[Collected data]
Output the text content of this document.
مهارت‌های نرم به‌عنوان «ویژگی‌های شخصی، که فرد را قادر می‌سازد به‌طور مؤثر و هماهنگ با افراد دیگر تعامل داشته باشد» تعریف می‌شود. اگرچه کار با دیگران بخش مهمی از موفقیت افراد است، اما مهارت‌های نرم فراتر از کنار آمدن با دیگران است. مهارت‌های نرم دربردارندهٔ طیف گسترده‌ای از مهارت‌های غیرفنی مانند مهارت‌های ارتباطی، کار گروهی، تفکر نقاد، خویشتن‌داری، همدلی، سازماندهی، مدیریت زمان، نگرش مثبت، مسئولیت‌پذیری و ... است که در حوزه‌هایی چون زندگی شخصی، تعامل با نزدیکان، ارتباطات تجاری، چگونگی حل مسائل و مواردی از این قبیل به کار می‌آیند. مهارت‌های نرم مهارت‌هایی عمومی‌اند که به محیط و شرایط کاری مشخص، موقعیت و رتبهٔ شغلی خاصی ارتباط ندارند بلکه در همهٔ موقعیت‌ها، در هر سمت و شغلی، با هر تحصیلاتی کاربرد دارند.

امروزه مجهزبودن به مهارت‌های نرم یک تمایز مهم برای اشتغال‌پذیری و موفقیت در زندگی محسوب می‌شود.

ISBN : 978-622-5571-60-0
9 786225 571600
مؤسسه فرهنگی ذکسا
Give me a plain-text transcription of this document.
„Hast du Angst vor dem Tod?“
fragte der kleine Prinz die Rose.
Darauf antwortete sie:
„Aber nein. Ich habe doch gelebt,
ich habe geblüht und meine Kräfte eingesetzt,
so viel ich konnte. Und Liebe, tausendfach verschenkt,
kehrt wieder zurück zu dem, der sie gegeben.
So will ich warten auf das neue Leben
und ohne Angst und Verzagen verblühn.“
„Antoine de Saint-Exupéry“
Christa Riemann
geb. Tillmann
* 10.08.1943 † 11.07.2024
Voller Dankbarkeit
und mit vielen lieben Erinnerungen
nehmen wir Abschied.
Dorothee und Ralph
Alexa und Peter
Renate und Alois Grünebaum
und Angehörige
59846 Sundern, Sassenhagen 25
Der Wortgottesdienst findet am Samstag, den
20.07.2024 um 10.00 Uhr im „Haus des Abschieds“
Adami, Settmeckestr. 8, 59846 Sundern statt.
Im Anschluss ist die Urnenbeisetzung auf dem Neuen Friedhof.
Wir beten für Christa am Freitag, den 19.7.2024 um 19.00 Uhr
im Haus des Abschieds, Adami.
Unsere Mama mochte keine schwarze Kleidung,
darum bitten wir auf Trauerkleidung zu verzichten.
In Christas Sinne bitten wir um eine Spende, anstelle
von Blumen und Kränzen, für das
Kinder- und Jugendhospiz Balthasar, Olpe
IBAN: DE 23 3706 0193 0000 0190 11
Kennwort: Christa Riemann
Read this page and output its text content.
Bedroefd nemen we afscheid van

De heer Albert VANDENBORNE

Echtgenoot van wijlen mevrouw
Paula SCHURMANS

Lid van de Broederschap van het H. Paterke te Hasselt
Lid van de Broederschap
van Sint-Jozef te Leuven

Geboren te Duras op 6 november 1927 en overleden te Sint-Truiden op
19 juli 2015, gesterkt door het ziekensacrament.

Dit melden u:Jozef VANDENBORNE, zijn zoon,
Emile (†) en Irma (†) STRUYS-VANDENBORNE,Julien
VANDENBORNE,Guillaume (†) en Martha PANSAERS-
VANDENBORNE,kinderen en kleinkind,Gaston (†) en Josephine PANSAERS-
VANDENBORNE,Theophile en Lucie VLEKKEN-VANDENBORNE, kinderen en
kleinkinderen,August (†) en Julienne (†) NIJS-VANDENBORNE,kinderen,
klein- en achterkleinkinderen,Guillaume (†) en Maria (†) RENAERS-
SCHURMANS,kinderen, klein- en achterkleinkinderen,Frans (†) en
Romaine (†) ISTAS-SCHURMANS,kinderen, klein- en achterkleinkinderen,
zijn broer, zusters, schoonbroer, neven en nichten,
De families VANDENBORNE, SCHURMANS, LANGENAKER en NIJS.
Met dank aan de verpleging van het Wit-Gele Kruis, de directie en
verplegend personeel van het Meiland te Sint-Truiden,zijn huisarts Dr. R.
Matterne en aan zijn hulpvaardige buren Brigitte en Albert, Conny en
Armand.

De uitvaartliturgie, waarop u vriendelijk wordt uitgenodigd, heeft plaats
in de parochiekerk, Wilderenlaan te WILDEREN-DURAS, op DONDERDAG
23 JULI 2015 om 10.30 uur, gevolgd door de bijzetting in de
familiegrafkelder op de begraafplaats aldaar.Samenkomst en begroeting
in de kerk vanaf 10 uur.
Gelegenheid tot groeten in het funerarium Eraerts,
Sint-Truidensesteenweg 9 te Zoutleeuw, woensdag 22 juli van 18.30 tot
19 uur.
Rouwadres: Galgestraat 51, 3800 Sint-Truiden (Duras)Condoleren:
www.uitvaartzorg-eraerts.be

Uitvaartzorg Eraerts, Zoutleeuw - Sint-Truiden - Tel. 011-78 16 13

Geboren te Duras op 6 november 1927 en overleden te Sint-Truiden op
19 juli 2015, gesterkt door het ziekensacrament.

◆ **What to produce**
Repeat the records above exactly, from the first line to the last.

◆ **Response**
Output the text content of this document.
مهارت‌های نرم به‌عنوان «ویژگی‌های شخصی، که فرد را قادر می‌سازد به‌طور مؤثر و هماهنگ با افراد دیگر تعامل داشته باشد» تعریف می‌شود. اگرچه کار با دیگران بخش مهمی از موفقیت افراد است، اما مهارت‌های نرم فراتر از کنار آمدن با دیگران است. مهارت‌های نرم دربردارندهٔ طیف گسترده‌ای از مهارت‌های غیرفنی مانند مهارت‌های ارتباطی، کار گروهی، تفکر نقاد، خویشتن‌داری، همدلی، سازماندهی، مدیریت زمان، نگرش مثبت، مسئولیت‌پذیری و ... است که در حوزه‌هایی چون زندگی شخصی، تعامل با نزدیکان، ارتباطات تجاری، چگونگی حل مسائل و مواردی از این قبیل به کار می‌آیند. مهارت‌های نرم مهارت‌هایی عمومی‌اند که به محیط و شرایط کاری مشخص، موقعیت و رتبهٔ شغلی خاصی ارتباط ندارند بلکه در همهٔ موقعیت‌ها، در هر سمت و شغلی، با هر تحصیلاتی کاربرد دارند.

امروزه مجهزبودن به مهارت‌های نرم یک تمایز مهم برای اشتغال‌پذیری و موفقیت در زندگی محسوب می‌شود.

ISBN : 978-622-5571-60-0
9 786225 571600
مؤسسه فرهنگی ذکسا
Give me a plain-text transcription of this document.
„Hast du Angst vor dem Tod?“
fragte der kleine Prinz die Rose.
Darauf antwortete sie:
„Aber nein. Ich habe doch gelebt,
ich habe geblüht und meine Kräfte eingesetzt,
so viel ich konnte. Und Liebe, tausendfach verschenkt,
kehrt wieder zurück zu dem, der sie gegeben.
So will ich warten auf das neue Leben
und ohne Angst und Verzagen verblühn.“
„Antoine de Saint-Exupéry“
Christa Riemann
geb. Tillmann
* 10.08.1943 † 11.07.2024
Voller Dankbarkeit
und mit vielen lieben Erinnerungen
nehmen wir Abschied.
Dorothee und Ralph
Alexa und Peter
Renate und Alois Grünebaum
und Angehörige
59846 Sundern, Sassenhagen 25
Der Wortgottesdienst findet am Samstag, den
20.07.2024 um 10.00 Uhr im „Haus des Abschieds“
Adami, Settmeckestr. 8, 59846 Sundern statt.
Im Anschluss ist die Urnenbeisetzung auf dem Neuen Friedhof.
Wir beten für Christa am Freitag, den 19.7.2024 um 19.00 Uhr
im Haus des Abschieds, Adami.
Unsere Mama mochte keine schwarze Kleidung,
darum bitten wir auf Trauerkleidung zu verzichten.
In Christas Sinne bitten wir um eine Spende, anstelle
von Blumen und Kränzen, für das
Kinder- und Jugendhospiz Balthasar, Olpe
IBAN: DE 23 3706 0193 0000 0190 11
Kennwort: Christa Riemann
Read this page and output its text content.
Bedroefd nemen we afscheid van

De heer Albert VANDENBORNE

Echtgenoot van wijlen mevrouw
Paula SCHURMANS

Lid van de Broederschap van het H. Paterke te Hasselt
Lid van de Broederschap
van Sint-Jozef te Leuven

Geboren te Duras op 6 november 1927 en overleden te Sint-Truiden op
19 juli 2015, gesterkt door het ziekensacrament.

Dit melden u:Jozef VANDENBORNE, zijn zoon,
Emile (†) en Irma (†) STRUYS-VANDENBORNE,Julien
VANDENBORNE,Guillaume (†) en Martha PANSAERS-
VANDENBORNE,kinderen en kleinkind,Gaston (†) en Josephine PANSAERS-
VANDENBORNE,Theophile en Lucie VLEKKEN-VANDENBORNE, kinderen en
kleinkinderen,August (†) en Julienne (†) NIJS-VANDENBORNE,kinderen,
klein- en achterkleinkinderen,Guillaume (†) en Maria (†) RENAERS-
SCHURMANS,kinderen, klein- en achterkleinkinderen,Frans (†) en
Romaine (†) ISTAS-SCHURMANS,kinderen, klein- en achterkleinkinderen,
zijn broer, zusters, schoonbroer, neven en nichten,
De families VANDENBORNE, SCHURMANS, LANGENAKER en NIJS.
Met dank aan de verpleging van het Wit-Gele Kruis, de directie en
verplegend personeel van het Meiland te Sint-Truiden,zijn huisarts Dr. R.
Matterne en aan zijn hulpvaardige buren Brigitte en Albert, Conny en
Armand.

De uitvaartliturgie, waarop u vriendelijk wordt uitgenodigd, heeft plaats
in de parochiekerk, Wilderenlaan te WILDEREN-DURAS, op DONDERDAG
23 JULI 2015 om 10.30 uur, gevolgd door de bijzetting in de
familiegrafkelder op de begraafplaats aldaar.Samenkomst en begroeting
in de kerk vanaf 10 uur.
Gelegenheid tot groeten in het funerarium Eraerts,
Sint-Truidensesteenweg 9 te Zoutleeuw, woensdag 22 juli van 18.30 tot
19 uur.
Rouwadres: Galgestraat 51, 3800 Sint-Truiden (Duras)Condoleren:
www.uitvaartzorg-eraerts.be

Uitvaartzorg Eraerts, Zoutleeuw - Sint-Truiden - Tel. 011-78 16 13

Geboren te Duras op 6 november 1927 en overleden te Sint-Truiden op
19 juli 2015, gesterkt door het ziekensacrament.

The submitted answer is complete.